* Begin GIVEN INFORMATION *

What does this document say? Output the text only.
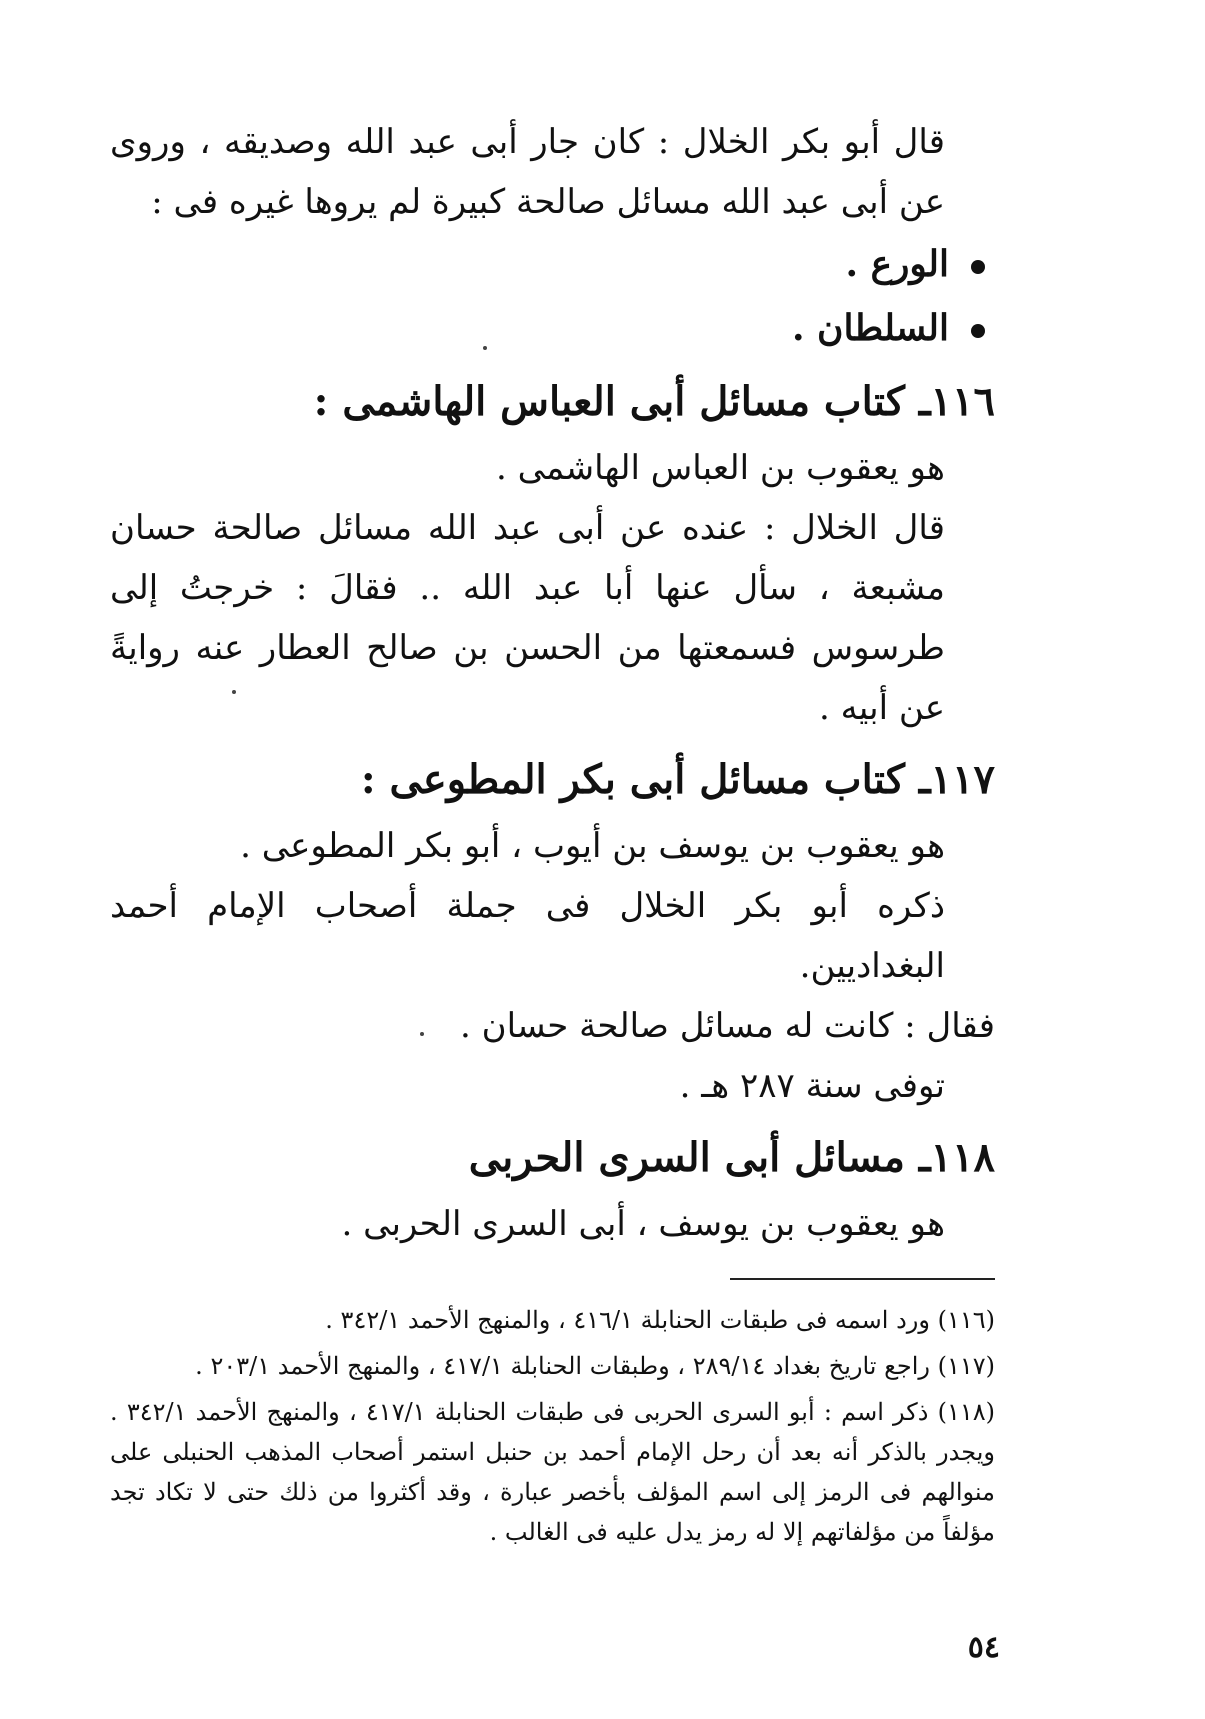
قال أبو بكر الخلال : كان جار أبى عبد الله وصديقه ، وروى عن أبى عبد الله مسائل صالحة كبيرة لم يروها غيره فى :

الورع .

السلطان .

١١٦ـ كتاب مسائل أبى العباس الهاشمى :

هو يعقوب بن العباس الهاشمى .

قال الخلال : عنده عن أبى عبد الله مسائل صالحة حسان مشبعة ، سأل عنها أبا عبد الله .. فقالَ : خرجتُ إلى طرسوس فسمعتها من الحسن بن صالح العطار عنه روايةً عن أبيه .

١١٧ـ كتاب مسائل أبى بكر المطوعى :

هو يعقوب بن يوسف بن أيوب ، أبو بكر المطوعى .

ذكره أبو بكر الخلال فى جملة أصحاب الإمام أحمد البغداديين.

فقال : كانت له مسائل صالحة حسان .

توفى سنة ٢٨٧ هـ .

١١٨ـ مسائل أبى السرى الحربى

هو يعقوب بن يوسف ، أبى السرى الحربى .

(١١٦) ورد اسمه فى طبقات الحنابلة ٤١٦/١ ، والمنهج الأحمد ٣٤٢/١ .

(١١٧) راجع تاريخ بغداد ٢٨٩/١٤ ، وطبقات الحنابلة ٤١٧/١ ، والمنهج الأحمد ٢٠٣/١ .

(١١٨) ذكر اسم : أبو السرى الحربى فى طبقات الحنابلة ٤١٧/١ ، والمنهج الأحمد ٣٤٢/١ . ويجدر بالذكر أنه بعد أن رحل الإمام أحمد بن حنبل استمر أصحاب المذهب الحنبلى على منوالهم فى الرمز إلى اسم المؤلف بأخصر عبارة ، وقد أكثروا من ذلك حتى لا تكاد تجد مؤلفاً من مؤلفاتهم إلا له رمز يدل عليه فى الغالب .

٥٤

* End GIVEN INFORMATION *
* Begin GIVEN INFORMATION *

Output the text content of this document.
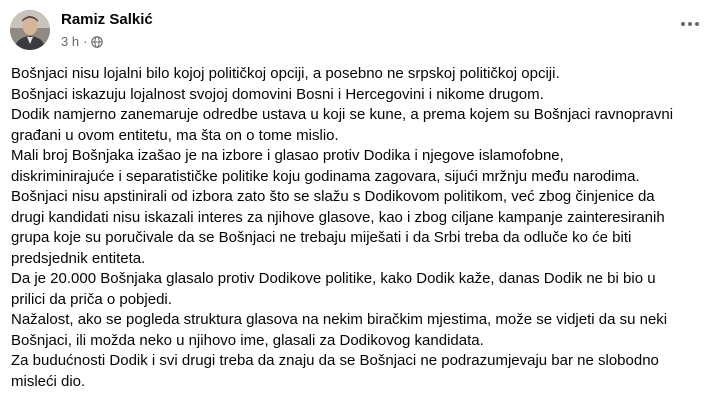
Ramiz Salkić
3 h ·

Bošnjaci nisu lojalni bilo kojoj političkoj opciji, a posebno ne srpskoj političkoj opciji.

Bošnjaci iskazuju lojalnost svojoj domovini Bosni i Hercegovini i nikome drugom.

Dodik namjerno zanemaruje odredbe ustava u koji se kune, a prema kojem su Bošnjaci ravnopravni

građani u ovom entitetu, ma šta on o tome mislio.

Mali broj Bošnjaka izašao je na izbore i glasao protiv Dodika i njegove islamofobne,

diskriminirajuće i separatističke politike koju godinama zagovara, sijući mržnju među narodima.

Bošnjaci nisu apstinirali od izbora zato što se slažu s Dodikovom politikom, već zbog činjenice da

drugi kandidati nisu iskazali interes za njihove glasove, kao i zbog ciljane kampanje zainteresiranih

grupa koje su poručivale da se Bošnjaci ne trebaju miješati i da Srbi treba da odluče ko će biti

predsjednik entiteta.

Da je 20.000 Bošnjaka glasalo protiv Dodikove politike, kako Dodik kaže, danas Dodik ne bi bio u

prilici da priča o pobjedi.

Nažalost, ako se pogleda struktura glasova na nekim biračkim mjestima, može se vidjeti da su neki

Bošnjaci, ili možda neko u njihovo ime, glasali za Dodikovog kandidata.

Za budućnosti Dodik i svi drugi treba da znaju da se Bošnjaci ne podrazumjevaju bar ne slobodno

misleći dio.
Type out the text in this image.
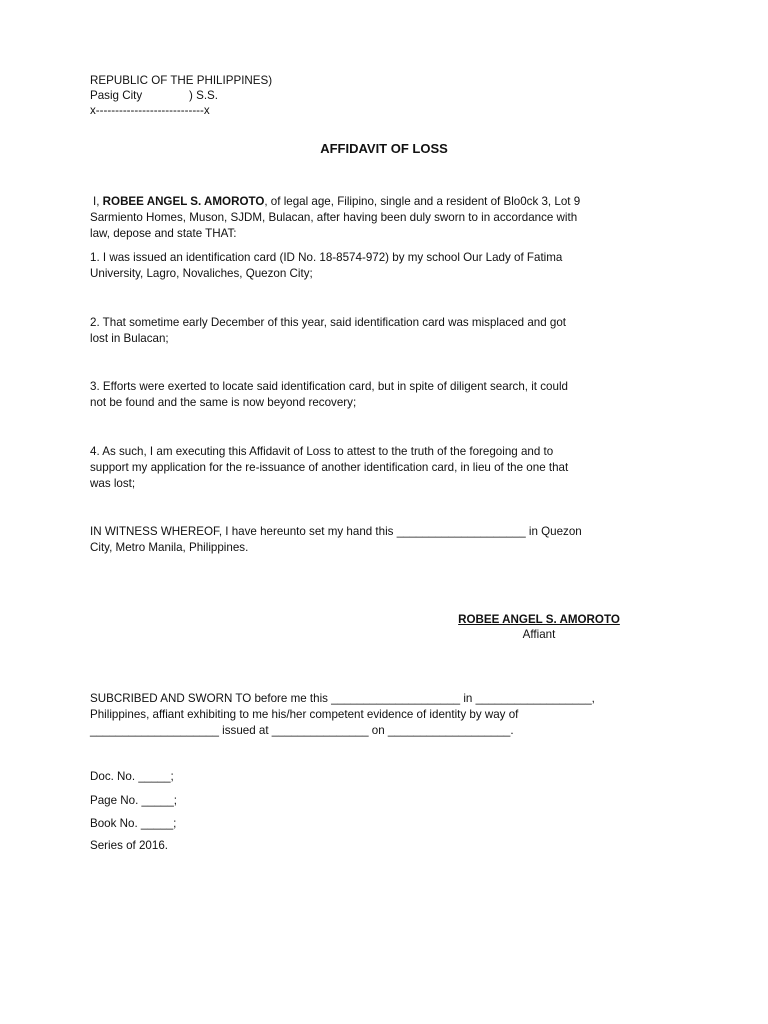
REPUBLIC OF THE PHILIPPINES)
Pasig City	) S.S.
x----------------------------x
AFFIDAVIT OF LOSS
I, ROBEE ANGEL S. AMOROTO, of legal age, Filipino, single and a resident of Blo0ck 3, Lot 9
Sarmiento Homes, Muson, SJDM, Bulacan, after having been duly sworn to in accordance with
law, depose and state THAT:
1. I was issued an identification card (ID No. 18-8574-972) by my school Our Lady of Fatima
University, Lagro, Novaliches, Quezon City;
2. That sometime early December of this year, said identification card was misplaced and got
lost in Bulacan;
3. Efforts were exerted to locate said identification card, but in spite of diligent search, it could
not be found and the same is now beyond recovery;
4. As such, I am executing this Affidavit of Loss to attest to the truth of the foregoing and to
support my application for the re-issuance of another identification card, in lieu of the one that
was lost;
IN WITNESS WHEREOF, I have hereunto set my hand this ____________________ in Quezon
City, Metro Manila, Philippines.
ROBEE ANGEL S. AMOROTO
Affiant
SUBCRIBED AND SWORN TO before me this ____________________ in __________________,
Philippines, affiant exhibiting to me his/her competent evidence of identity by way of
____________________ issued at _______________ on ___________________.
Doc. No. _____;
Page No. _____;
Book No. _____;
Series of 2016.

* End GIVEN INFORMATION *

**GOAL**: Lines containing the word "حسان" are to be counted in the listing; state their number alone.

**WRITTEN REPLY**: 2